**Given request:**
Could you write out the records below exactly as they appear?

**Available records:**
────────────────────

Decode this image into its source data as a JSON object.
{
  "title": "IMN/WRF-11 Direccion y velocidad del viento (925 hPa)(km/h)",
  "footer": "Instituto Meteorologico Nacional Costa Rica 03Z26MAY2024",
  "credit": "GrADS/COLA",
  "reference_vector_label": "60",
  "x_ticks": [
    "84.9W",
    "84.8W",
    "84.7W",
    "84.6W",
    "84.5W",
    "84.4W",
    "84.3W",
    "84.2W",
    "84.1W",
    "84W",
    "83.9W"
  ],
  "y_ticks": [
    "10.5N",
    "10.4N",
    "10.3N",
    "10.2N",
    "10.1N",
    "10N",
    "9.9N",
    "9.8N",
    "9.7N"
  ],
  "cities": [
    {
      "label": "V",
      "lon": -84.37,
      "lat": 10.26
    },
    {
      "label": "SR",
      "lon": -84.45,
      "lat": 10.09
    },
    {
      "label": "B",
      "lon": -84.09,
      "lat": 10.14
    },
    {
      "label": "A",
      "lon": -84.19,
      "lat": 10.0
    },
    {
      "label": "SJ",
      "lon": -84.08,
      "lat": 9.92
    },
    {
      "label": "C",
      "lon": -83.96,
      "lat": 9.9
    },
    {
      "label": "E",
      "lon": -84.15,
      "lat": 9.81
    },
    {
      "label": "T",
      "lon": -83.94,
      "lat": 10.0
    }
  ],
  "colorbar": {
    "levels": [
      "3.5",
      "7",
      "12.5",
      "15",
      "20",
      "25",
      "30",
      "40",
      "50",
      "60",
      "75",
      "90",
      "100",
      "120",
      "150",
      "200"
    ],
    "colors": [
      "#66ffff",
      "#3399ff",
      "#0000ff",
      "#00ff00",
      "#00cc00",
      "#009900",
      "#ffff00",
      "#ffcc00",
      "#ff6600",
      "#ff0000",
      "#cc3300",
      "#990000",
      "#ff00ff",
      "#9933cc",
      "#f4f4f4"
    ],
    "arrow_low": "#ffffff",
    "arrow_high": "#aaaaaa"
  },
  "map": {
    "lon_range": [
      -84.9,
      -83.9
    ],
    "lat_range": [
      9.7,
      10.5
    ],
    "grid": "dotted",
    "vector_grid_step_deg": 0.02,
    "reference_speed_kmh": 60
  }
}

────────────────────

**Response to the task:**
Decode this image into its source data as a JSON object.
{
  "title": "IMN/WRF-11 Direccion y velocidad del viento (925 hPa)(km/h)",
  "footer": "Instituto Meteorologico Nacional Costa Rica 03Z26MAY2024",
  "credit": "GrADS/COLA",
  "reference_vector_label": "60",
  "x_ticks": [
    "84.9W",
    "84.8W",
    "84.7W",
    "84.6W",
    "84.5W",
    "84.4W",
    "84.3W",
    "84.2W",
    "84.1W",
    "84W",
    "83.9W"
  ],
  "y_ticks": [
    "10.5N",
    "10.4N",
    "10.3N",
    "10.2N",
    "10.1N",
    "10N",
    "9.9N",
    "9.8N",
    "9.7N"
  ],
  "cities": [
    {
      "label": "V",
      "lon": -84.37,
      "lat": 10.26
    },
    {
      "label": "SR",
      "lon": -84.45,
      "lat": 10.09
    },
    {
      "label": "B",
      "lon": -84.09,
      "lat": 10.14
    },
    {
      "label": "A",
      "lon": -84.19,
      "lat": 10.0
    },
    {
      "label": "SJ",
      "lon": -84.08,
      "lat": 9.92
    },
    {
      "label": "C",
      "lon": -83.96,
      "lat": 9.9
    },
    {
      "label": "E",
      "lon": -84.15,
      "lat": 9.81
    },
    {
      "label": "T",
      "lon": -83.94,
      "lat": 10.0
    }
  ],
  "colorbar": {
    "levels": [
      "3.5",
      "7",
      "12.5",
      "15",
      "20",
      "25",
      "30",
      "40",
      "50",
      "60",
      "75",
      "90",
      "100",
      "120",
      "150",
      "200"
    ],
    "colors": [
      "#66ffff",
      "#3399ff",
      "#0000ff",
      "#00ff00",
      "#00cc00",
      "#009900",
      "#ffff00",
      "#ffcc00",
      "#ff6600",
      "#ff0000",
      "#cc3300",
      "#990000",
      "#ff00ff",
      "#9933cc",
      "#f4f4f4"
    ],
    "arrow_low": "#ffffff",
    "arrow_high": "#aaaaaa"
  },
  "map": {
    "lon_range": [
      -84.9,
      -83.9
    ],
    "lat_range": [
      9.7,
      10.5
    ],
    "grid": "dotted",
    "vector_grid_step_deg": 0.02,
    "reference_speed_kmh": 60
  }
}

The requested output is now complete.